_EXERCISE GOAL_. Exactly as written, print each record in the listing.

== INPUT RECORDS

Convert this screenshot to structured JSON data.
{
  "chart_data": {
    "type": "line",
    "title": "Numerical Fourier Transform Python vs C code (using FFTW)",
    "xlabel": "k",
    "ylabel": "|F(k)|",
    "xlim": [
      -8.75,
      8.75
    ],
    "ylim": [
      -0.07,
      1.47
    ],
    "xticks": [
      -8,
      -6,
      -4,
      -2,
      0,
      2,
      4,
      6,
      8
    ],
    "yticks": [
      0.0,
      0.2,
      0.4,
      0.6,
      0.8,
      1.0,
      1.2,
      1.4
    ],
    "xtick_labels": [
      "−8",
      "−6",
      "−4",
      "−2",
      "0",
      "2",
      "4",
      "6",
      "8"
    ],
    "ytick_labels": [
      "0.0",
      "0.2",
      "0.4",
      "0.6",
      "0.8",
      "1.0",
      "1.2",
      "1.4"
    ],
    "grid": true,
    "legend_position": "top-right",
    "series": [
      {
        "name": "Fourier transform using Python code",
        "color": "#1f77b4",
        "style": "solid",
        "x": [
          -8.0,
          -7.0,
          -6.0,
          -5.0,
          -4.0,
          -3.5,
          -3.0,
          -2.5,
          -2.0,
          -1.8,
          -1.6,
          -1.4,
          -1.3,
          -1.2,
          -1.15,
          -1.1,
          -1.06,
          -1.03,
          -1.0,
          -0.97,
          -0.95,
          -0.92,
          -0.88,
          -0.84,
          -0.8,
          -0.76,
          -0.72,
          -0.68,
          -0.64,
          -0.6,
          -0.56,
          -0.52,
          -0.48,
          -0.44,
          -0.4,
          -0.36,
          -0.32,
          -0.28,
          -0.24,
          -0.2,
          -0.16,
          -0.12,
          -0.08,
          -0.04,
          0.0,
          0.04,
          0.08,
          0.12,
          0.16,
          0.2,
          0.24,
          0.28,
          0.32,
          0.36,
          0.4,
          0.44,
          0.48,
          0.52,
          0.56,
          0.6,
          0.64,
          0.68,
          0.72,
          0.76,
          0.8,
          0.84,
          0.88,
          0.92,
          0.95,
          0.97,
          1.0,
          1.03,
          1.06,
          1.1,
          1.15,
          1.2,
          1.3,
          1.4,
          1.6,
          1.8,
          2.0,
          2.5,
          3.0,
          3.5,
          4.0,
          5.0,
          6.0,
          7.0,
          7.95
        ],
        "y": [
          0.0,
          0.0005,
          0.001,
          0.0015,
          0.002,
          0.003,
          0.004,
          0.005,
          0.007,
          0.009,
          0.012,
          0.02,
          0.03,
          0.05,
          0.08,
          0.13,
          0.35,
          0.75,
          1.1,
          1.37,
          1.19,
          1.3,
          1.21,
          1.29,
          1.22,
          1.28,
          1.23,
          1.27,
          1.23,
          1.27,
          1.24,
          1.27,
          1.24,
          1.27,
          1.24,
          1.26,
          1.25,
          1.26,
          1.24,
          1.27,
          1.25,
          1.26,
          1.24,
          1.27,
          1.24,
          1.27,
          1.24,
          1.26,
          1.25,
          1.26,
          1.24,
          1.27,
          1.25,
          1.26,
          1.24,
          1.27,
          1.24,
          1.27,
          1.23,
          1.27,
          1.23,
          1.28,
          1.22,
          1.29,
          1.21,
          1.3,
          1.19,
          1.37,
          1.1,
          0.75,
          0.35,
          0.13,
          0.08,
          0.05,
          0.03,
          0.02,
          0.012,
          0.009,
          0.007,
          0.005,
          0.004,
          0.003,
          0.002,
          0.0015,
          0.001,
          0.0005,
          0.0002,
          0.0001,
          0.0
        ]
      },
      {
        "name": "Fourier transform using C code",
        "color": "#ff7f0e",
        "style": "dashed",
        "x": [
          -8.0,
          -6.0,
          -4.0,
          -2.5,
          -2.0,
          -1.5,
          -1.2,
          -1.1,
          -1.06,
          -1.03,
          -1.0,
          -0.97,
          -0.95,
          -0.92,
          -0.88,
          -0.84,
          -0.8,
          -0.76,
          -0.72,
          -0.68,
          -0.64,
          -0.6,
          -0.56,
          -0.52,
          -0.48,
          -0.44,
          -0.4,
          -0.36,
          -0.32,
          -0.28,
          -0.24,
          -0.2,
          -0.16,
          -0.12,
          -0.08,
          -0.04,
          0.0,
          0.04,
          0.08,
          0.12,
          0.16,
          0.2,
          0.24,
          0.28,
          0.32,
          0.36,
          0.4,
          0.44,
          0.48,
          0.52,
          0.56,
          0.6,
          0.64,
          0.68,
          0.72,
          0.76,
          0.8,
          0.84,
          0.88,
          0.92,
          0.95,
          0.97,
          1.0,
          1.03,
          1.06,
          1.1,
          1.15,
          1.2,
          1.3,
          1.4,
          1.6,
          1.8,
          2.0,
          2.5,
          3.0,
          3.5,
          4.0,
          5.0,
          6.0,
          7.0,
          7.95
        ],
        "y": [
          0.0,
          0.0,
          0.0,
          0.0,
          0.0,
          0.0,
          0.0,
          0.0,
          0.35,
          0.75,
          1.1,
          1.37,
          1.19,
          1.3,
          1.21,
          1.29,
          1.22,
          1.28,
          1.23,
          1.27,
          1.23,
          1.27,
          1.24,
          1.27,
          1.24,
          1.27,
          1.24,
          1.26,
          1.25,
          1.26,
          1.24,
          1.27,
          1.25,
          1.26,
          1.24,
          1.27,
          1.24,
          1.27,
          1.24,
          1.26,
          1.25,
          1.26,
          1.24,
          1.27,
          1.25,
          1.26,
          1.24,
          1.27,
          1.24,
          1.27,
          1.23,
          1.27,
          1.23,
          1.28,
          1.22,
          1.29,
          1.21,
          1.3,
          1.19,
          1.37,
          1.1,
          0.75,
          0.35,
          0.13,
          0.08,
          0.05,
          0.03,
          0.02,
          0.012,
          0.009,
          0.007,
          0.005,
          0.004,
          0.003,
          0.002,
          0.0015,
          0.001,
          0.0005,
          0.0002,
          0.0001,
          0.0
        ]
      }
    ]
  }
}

====

_RESPONSE TO THIS EXERCISE_.
Convert this screenshot to structured JSON data.
{
  "chart_data": {
    "type": "line",
    "title": "Numerical Fourier Transform Python vs C code (using FFTW)",
    "xlabel": "k",
    "ylabel": "|F(k)|",
    "xlim": [
      -8.75,
      8.75
    ],
    "ylim": [
      -0.07,
      1.47
    ],
    "xticks": [
      -8,
      -6,
      -4,
      -2,
      0,
      2,
      4,
      6,
      8
    ],
    "yticks": [
      0.0,
      0.2,
      0.4,
      0.6,
      0.8,
      1.0,
      1.2,
      1.4
    ],
    "xtick_labels": [
      "−8",
      "−6",
      "−4",
      "−2",
      "0",
      "2",
      "4",
      "6",
      "8"
    ],
    "ytick_labels": [
      "0.0",
      "0.2",
      "0.4",
      "0.6",
      "0.8",
      "1.0",
      "1.2",
      "1.4"
    ],
    "grid": true,
    "legend_position": "top-right",
    "series": [
      {
        "name": "Fourier transform using Python code",
        "color": "#1f77b4",
        "style": "solid",
        "x": [
          -8.0,
          -7.0,
          -6.0,
          -5.0,
          -4.0,
          -3.5,
          -3.0,
          -2.5,
          -2.0,
          -1.8,
          -1.6,
          -1.4,
          -1.3,
          -1.2,
          -1.15,
          -1.1,
          -1.06,
          -1.03,
          -1.0,
          -0.97,
          -0.95,
          -0.92,
          -0.88,
          -0.84,
          -0.8,
          -0.76,
          -0.72,
          -0.68,
          -0.64,
          -0.6,
          -0.56,
          -0.52,
          -0.48,
          -0.44,
          -0.4,
          -0.36,
          -0.32,
          -0.28,
          -0.24,
          -0.2,
          -0.16,
          -0.12,
          -0.08,
          -0.04,
          0.0,
          0.04,
          0.08,
          0.12,
          0.16,
          0.2,
          0.24,
          0.28,
          0.32,
          0.36,
          0.4,
          0.44,
          0.48,
          0.52,
          0.56,
          0.6,
          0.64,
          0.68,
          0.72,
          0.76,
          0.8,
          0.84,
          0.88,
          0.92,
          0.95,
          0.97,
          1.0,
          1.03,
          1.06,
          1.1,
          1.15,
          1.2,
          1.3,
          1.4,
          1.6,
          1.8,
          2.0,
          2.5,
          3.0,
          3.5,
          4.0,
          5.0,
          6.0,
          7.0,
          7.95
        ],
        "y": [
          0.0,
          0.0005,
          0.001,
          0.0015,
          0.002,
          0.003,
          0.004,
          0.005,
          0.007,
          0.009,
          0.012,
          0.02,
          0.03,
          0.05,
          0.08,
          0.13,
          0.35,
          0.75,
          1.1,
          1.37,
          1.19,
          1.3,
          1.21,
          1.29,
          1.22,
          1.28,
          1.23,
          1.27,
          1.23,
          1.27,
          1.24,
          1.27,
          1.24,
          1.27,
          1.24,
          1.26,
          1.25,
          1.26,
          1.24,
          1.27,
          1.25,
          1.26,
          1.24,
          1.27,
          1.24,
          1.27,
          1.24,
          1.26,
          1.25,
          1.26,
          1.24,
          1.27,
          1.25,
          1.26,
          1.24,
          1.27,
          1.24,
          1.27,
          1.23,
          1.27,
          1.23,
          1.28,
          1.22,
          1.29,
          1.21,
          1.3,
          1.19,
          1.37,
          1.1,
          0.75,
          0.35,
          0.13,
          0.08,
          0.05,
          0.03,
          0.02,
          0.012,
          0.009,
          0.007,
          0.005,
          0.004,
          0.003,
          0.002,
          0.0015,
          0.001,
          0.0005,
          0.0002,
          0.0001,
          0.0
        ]
      },
      {
        "name": "Fourier transform using C code",
        "color": "#ff7f0e",
        "style": "dashed",
        "x": [
          -8.0,
          -6.0,
          -4.0,
          -2.5,
          -2.0,
          -1.5,
          -1.2,
          -1.1,
          -1.06,
          -1.03,
          -1.0,
          -0.97,
          -0.95,
          -0.92,
          -0.88,
          -0.84,
          -0.8,
          -0.76,
          -0.72,
          -0.68,
          -0.64,
          -0.6,
          -0.56,
          -0.52,
          -0.48,
          -0.44,
          -0.4,
          -0.36,
          -0.32,
          -0.28,
          -0.24,
          -0.2,
          -0.16,
          -0.12,
          -0.08,
          -0.04,
          0.0,
          0.04,
          0.08,
          0.12,
          0.16,
          0.2,
          0.24,
          0.28,
          0.32,
          0.36,
          0.4,
          0.44,
          0.48,
          0.52,
          0.56,
          0.6,
          0.64,
          0.68,
          0.72,
          0.76,
          0.8,
          0.84,
          0.88,
          0.92,
          0.95,
          0.97,
          1.0,
          1.03,
          1.06,
          1.1,
          1.15,
          1.2,
          1.3,
          1.4,
          1.6,
          1.8,
          2.0,
          2.5,
          3.0,
          3.5,
          4.0,
          5.0,
          6.0,
          7.0,
          7.95
        ],
        "y": [
          0.0,
          0.0,
          0.0,
          0.0,
          0.0,
          0.0,
          0.0,
          0.0,
          0.35,
          0.75,
          1.1,
          1.37,
          1.19,
          1.3,
          1.21,
          1.29,
          1.22,
          1.28,
          1.23,
          1.27,
          1.23,
          1.27,
          1.24,
          1.27,
          1.24,
          1.27,
          1.24,
          1.26,
          1.25,
          1.26,
          1.24,
          1.27,
          1.25,
          1.26,
          1.24,
          1.27,
          1.24,
          1.27,
          1.24,
          1.26,
          1.25,
          1.26,
          1.24,
          1.27,
          1.25,
          1.26,
          1.24,
          1.27,
          1.24,
          1.27,
          1.23,
          1.27,
          1.23,
          1.28,
          1.22,
          1.29,
          1.21,
          1.3,
          1.19,
          1.37,
          1.1,
          0.75,
          0.35,
          0.13,
          0.08,
          0.05,
          0.03,
          0.02,
          0.012,
          0.009,
          0.007,
          0.005,
          0.004,
          0.003,
          0.002,
          0.0015,
          0.001,
          0.0005,
          0.0002,
          0.0001,
          0.0
        ]
      }
    ]
  }
}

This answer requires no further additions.